Search the listing below for the string "JSON" and copy every line where it occurs.
--- Start of EXERCISE MATERIALS ---
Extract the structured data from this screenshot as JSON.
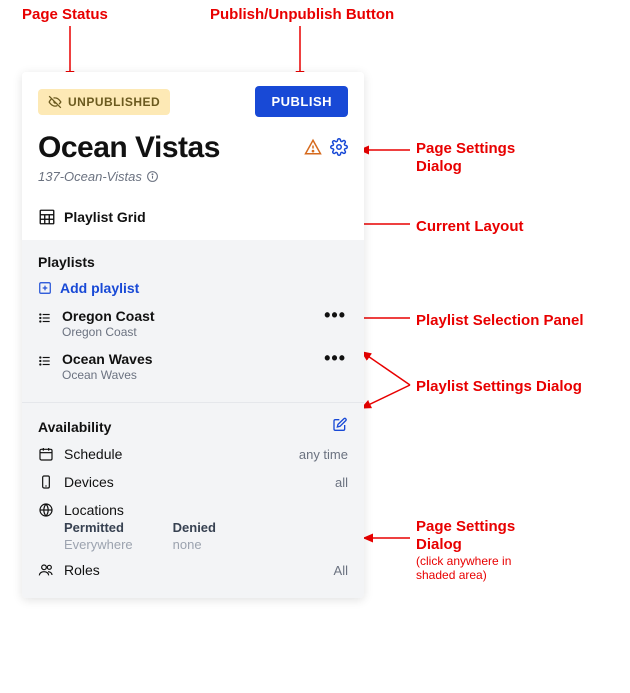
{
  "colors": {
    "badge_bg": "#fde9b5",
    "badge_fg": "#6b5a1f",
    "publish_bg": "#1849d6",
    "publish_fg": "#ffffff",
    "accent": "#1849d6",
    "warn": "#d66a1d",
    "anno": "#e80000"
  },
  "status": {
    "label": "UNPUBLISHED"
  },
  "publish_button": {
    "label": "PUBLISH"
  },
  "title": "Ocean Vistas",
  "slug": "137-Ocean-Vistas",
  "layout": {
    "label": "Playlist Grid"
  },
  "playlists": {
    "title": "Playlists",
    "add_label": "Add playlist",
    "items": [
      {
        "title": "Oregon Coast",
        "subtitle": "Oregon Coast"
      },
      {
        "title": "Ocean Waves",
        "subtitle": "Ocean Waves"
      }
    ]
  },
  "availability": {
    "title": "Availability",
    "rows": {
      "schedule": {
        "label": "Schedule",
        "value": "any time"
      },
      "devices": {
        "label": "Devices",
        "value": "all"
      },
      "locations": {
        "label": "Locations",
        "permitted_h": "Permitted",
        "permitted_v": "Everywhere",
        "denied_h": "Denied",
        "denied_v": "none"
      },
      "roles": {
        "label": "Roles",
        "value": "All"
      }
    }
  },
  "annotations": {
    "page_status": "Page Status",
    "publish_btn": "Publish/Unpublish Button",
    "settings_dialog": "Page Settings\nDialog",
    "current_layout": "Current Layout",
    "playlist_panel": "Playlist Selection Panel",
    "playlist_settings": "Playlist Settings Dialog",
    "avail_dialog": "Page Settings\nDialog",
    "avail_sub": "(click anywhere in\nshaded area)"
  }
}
--- End of EXERCISE MATERIALS ---
--- Start of EXERCISE MATERIALS ---
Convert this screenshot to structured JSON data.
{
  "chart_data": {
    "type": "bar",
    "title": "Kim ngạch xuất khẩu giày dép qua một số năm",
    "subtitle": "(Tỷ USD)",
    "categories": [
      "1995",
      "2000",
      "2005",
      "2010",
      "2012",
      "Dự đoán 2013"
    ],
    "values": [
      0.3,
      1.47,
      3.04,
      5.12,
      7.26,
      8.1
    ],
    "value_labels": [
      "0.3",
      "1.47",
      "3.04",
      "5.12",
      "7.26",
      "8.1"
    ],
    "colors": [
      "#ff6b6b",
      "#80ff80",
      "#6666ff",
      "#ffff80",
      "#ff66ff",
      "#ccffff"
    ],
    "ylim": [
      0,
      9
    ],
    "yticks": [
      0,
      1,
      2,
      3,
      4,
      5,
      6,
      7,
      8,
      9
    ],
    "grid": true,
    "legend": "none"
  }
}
--- End of EXERCISE MATERIALS ---
OUTPUT FOR THIS EXERCISE:
Extract the structured data from this screenshot as JSON.
Convert this screenshot to structured JSON data.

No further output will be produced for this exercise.